┏━━

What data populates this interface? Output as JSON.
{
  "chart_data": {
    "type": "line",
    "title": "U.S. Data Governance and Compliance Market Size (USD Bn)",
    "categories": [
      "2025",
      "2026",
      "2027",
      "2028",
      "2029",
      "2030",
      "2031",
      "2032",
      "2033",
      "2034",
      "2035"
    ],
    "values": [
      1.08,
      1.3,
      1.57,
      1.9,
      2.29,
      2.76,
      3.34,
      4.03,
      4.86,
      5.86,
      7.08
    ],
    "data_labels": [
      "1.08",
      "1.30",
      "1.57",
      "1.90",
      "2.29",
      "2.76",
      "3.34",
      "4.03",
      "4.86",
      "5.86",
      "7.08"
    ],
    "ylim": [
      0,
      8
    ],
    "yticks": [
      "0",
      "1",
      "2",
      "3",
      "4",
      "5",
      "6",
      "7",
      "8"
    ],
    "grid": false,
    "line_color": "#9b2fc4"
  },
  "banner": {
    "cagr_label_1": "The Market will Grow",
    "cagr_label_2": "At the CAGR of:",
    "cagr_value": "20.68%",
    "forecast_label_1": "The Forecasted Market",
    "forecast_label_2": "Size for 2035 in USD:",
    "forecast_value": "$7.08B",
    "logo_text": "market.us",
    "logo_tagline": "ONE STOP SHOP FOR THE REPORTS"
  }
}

┗━━

Task details
Return all the data exactly as given.

Exercise output
What data populates this interface? Output as JSON.
{
  "chart_data": {
    "type": "line",
    "title": "U.S. Data Governance and Compliance Market Size (USD Bn)",
    "categories": [
      "2025",
      "2026",
      "2027",
      "2028",
      "2029",
      "2030",
      "2031",
      "2032",
      "2033",
      "2034",
      "2035"
    ],
    "values": [
      1.08,
      1.3,
      1.57,
      1.9,
      2.29,
      2.76,
      3.34,
      4.03,
      4.86,
      5.86,
      7.08
    ],
    "data_labels": [
      "1.08",
      "1.30",
      "1.57",
      "1.90",
      "2.29",
      "2.76",
      "3.34",
      "4.03",
      "4.86",
      "5.86",
      "7.08"
    ],
    "ylim": [
      0,
      8
    ],
    "yticks": [
      "0",
      "1",
      "2",
      "3",
      "4",
      "5",
      "6",
      "7",
      "8"
    ],
    "grid": false,
    "line_color": "#9b2fc4"
  },
  "banner": {
    "cagr_label_1": "The Market will Grow",
    "cagr_label_2": "At the CAGR of:",
    "cagr_value": "20.68%",
    "forecast_label_1": "The Forecasted Market",
    "forecast_label_2": "Size for 2035 in USD:",
    "forecast_value": "$7.08B",
    "logo_text": "market.us",
    "logo_tagline": "ONE STOP SHOP FOR THE REPORTS"
  }
}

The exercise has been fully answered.